• **Directions for this task**:
Return every line of the records below verbatim, with no pictures in the copy.

• **Information provided**:
------------

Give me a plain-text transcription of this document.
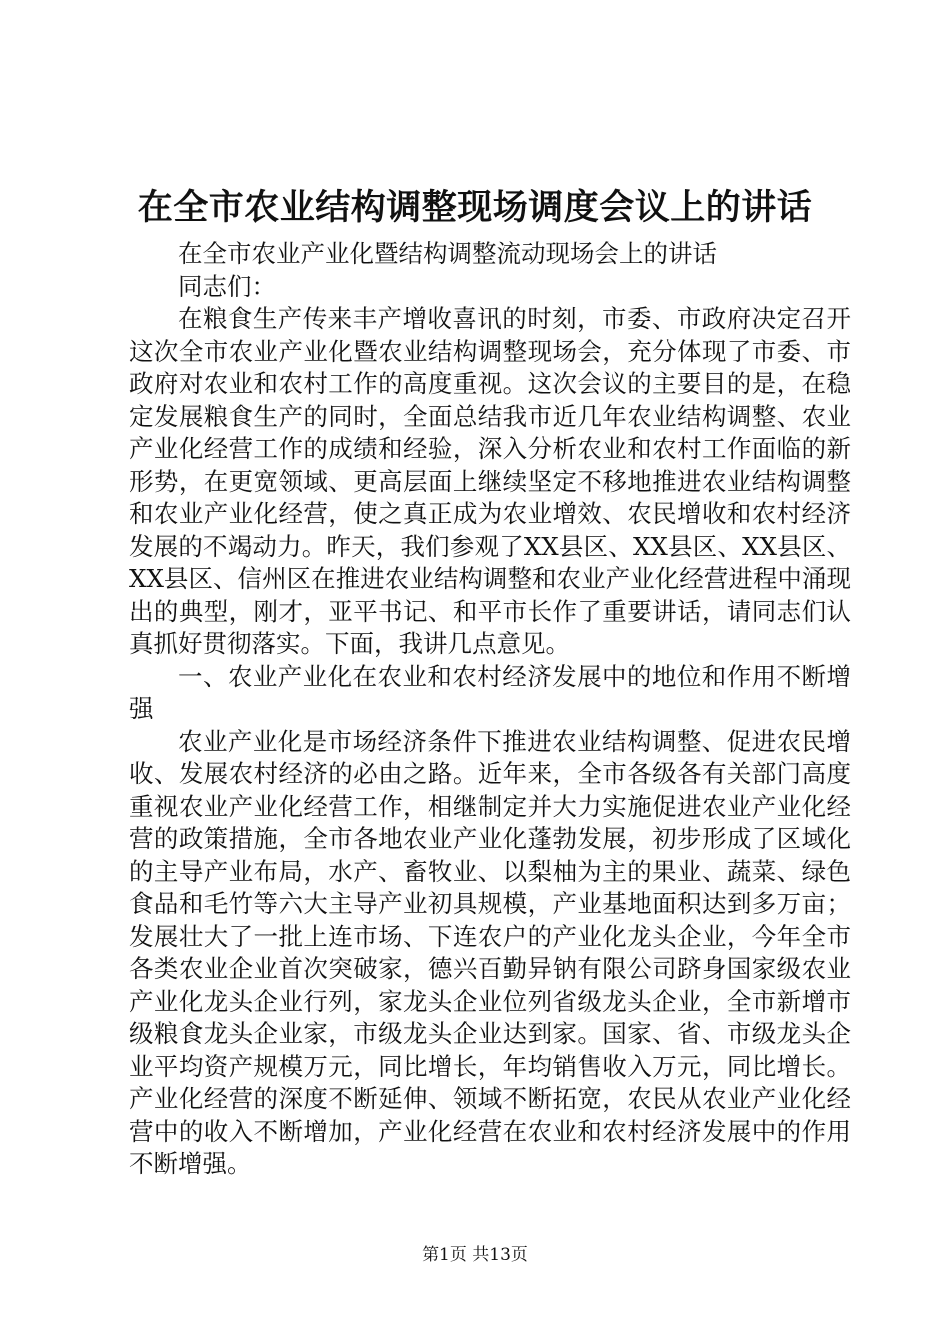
在全市农业结构调整现场调度会议上的讲话

在全市农业产业化暨结构调整流动现场会上的讲话

同志们：

在粮食生产传来丰产增收喜讯的时刻，市委、市政府决定召开这次全市农业产业化暨农业结构调整现场会，充分体现了市委、市政府对农业和农村工作的高度重视。这次会议的主要目的是，在稳定发展粮食生产的同时，全面总结我市近几年农业结构调整、农业产业化经营工作的成绩和经验，深入分析农业和农村工作面临的新形势，在更宽领域、更高层面上继续坚定不移地推进农业结构调整和农业产业化经营，使之真正成为农业增效、农民增收和农村经济发展的不竭动力。昨天，我们参观了XX县区、XX县区、XX县区、XX县区、信州区在推进农业结构调整和农业产业化经营进程中涌现出的典型，刚才，亚平书记、和平市长作了重要讲话，请同志们认真抓好贯彻落实。下面，我讲几点意见。

一、农业产业化在农业和农村经济发展中的地位和作用不断增强

农业产业化是市场经济条件下推进农业结构调整、促进农民增收、发展农村经济的必由之路。近年来，全市各级各有关部门高度重视农业产业化经营工作，相继制定并大力实施促进农业产业化经营的政策措施，全市各地农业产业化蓬勃发展，初步形成了区域化的主导产业布局，水产、畜牧业、以梨柚为主的果业、蔬菜、绿色食品和毛竹等六大主导产业初具规模，产业基地面积达到多万亩；发展壮大了一批上连市场、下连农户的产业化龙头企业，今年全市各类农业企业首次突破家，德兴百勤异钠有限公司跻身国家级农业产业化龙头企业行列，家龙头企业位列省级龙头企业，全市新增市级粮食龙头企业家，市级龙头企业达到家。国家、省、市级龙头企业平均资产规模万元，同比增长，年均销售收入万元，同比增长。产业化经营的深度不断延伸、领域不断拓宽，农民从农业产业化经营中的收入不断增加，产业化经营在农业和农村经济发展中的作用不断增强。

第1页 共13页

------------

• **Written response**:
Give me a plain-text transcription of this document.
在全市农业结构调整现场调度会议上的讲话

在全市农业产业化暨结构调整流动现场会上的讲话

同志们：

在粮食生产传来丰产增收喜讯的时刻，市委、市政府决定召开这次全市农业产业化暨农业结构调整现场会，充分体现了市委、市政府对农业和农村工作的高度重视。这次会议的主要目的是，在稳定发展粮食生产的同时，全面总结我市近几年农业结构调整、农业产业化经营工作的成绩和经验，深入分析农业和农村工作面临的新形势，在更宽领域、更高层面上继续坚定不移地推进农业结构调整和农业产业化经营，使之真正成为农业增效、农民增收和农村经济发展的不竭动力。昨天，我们参观了XX县区、XX县区、XX县区、XX县区、信州区在推进农业结构调整和农业产业化经营进程中涌现出的典型，刚才，亚平书记、和平市长作了重要讲话，请同志们认真抓好贯彻落实。下面，我讲几点意见。

一、农业产业化在农业和农村经济发展中的地位和作用不断增强

农业产业化是市场经济条件下推进农业结构调整、促进农民增收、发展农村经济的必由之路。近年来，全市各级各有关部门高度重视农业产业化经营工作，相继制定并大力实施促进农业产业化经营的政策措施，全市各地农业产业化蓬勃发展，初步形成了区域化的主导产业布局，水产、畜牧业、以梨柚为主的果业、蔬菜、绿色食品和毛竹等六大主导产业初具规模，产业基地面积达到多万亩；发展壮大了一批上连市场、下连农户的产业化龙头企业，今年全市各类农业企业首次突破家，德兴百勤异钠有限公司跻身国家级农业产业化龙头企业行列，家龙头企业位列省级龙头企业，全市新增市级粮食龙头企业家，市级龙头企业达到家。国家、省、市级龙头企业平均资产规模万元，同比增长，年均销售收入万元，同比增长。产业化经营的深度不断延伸、领域不断拓宽，农民从农业产业化经营中的收入不断增加，产业化经营在农业和农村经济发展中的作用不断增强。

第1页 共13页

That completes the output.